● What to do
Each line below should be reproduced without any alteration.

(Dataset listings of figures)

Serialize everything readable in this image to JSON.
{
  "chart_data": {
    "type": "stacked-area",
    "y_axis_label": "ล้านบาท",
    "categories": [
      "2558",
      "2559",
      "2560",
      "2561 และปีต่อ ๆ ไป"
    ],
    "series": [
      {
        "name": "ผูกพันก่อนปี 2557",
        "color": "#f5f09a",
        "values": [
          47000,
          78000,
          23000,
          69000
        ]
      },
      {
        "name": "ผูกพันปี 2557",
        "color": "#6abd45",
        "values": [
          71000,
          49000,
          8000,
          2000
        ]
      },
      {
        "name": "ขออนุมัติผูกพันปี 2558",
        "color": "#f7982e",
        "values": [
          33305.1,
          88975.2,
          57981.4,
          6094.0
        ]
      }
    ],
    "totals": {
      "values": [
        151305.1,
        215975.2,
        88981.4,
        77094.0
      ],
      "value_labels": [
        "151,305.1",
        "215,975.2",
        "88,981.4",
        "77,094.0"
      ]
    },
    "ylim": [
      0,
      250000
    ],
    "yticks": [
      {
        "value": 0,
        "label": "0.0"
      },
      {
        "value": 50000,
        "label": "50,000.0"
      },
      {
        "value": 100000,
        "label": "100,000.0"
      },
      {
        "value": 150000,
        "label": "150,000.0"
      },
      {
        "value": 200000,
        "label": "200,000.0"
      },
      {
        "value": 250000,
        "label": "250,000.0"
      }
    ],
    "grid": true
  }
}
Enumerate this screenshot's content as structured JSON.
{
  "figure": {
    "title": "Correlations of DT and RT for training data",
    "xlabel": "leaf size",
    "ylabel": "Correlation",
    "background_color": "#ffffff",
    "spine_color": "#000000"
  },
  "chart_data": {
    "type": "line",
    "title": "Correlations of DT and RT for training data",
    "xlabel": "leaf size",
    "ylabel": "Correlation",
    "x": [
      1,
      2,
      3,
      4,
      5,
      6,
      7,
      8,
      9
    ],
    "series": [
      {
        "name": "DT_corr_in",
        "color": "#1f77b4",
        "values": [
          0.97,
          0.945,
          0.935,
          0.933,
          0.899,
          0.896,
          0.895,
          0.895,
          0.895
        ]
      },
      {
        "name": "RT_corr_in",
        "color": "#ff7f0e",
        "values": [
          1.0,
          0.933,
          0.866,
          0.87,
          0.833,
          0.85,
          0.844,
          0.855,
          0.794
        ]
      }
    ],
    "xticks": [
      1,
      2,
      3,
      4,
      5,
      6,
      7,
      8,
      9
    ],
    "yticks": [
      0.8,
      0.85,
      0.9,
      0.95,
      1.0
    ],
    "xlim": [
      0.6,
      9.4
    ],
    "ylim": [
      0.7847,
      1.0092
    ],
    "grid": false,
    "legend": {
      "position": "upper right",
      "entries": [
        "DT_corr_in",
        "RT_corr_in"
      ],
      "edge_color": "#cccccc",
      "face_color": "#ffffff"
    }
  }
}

● Expected answer
Serialize everything readable in this image to JSON.
{
  "chart_data": {
    "type": "stacked-area",
    "y_axis_label": "ล้านบาท",
    "categories": [
      "2558",
      "2559",
      "2560",
      "2561 และปีต่อ ๆ ไป"
    ],
    "series": [
      {
        "name": "ผูกพันก่อนปี 2557",
        "color": "#f5f09a",
        "values": [
          47000,
          78000,
          23000,
          69000
        ]
      },
      {
        "name": "ผูกพันปี 2557",
        "color": "#6abd45",
        "values": [
          71000,
          49000,
          8000,
          2000
        ]
      },
      {
        "name": "ขออนุมัติผูกพันปี 2558",
        "color": "#f7982e",
        "values": [
          33305.1,
          88975.2,
          57981.4,
          6094.0
        ]
      }
    ],
    "totals": {
      "values": [
        151305.1,
        215975.2,
        88981.4,
        77094.0
      ],
      "value_labels": [
        "151,305.1",
        "215,975.2",
        "88,981.4",
        "77,094.0"
      ]
    },
    "ylim": [
      0,
      250000
    ],
    "yticks": [
      {
        "value": 0,
        "label": "0.0"
      },
      {
        "value": 50000,
        "label": "50,000.0"
      },
      {
        "value": 100000,
        "label": "100,000.0"
      },
      {
        "value": 150000,
        "label": "150,000.0"
      },
      {
        "value": 200000,
        "label": "200,000.0"
      },
      {
        "value": 250000,
        "label": "250,000.0"
      }
    ],
    "grid": true
  }
}
Enumerate this screenshot's content as structured JSON.
{
  "figure": {
    "title": "Correlations of DT and RT for training data",
    "xlabel": "leaf size",
    "ylabel": "Correlation",
    "background_color": "#ffffff",
    "spine_color": "#000000"
  },
  "chart_data": {
    "type": "line",
    "title": "Correlations of DT and RT for training data",
    "xlabel": "leaf size",
    "ylabel": "Correlation",
    "x": [
      1,
      2,
      3,
      4,
      5,
      6,
      7,
      8,
      9
    ],
    "series": [
      {
        "name": "DT_corr_in",
        "color": "#1f77b4",
        "values": [
          0.97,
          0.945,
          0.935,
          0.933,
          0.899,
          0.896,
          0.895,
          0.895,
          0.895
        ]
      },
      {
        "name": "RT_corr_in",
        "color": "#ff7f0e",
        "values": [
          1.0,
          0.933,
          0.866,
          0.87,
          0.833,
          0.85,
          0.844,
          0.855,
          0.794
        ]
      }
    ],
    "xticks": [
      1,
      2,
      3,
      4,
      5,
      6,
      7,
      8,
      9
    ],
    "yticks": [
      0.8,
      0.85,
      0.9,
      0.95,
      1.0
    ],
    "xlim": [
      0.6,
      9.4
    ],
    "ylim": [
      0.7847,
      1.0092
    ],
    "grid": false,
    "legend": {
      "position": "upper right",
      "entries": [
        "DT_corr_in",
        "RT_corr_in"
      ],
      "edge_color": "#cccccc",
      "face_color": "#ffffff"
    }
  }
}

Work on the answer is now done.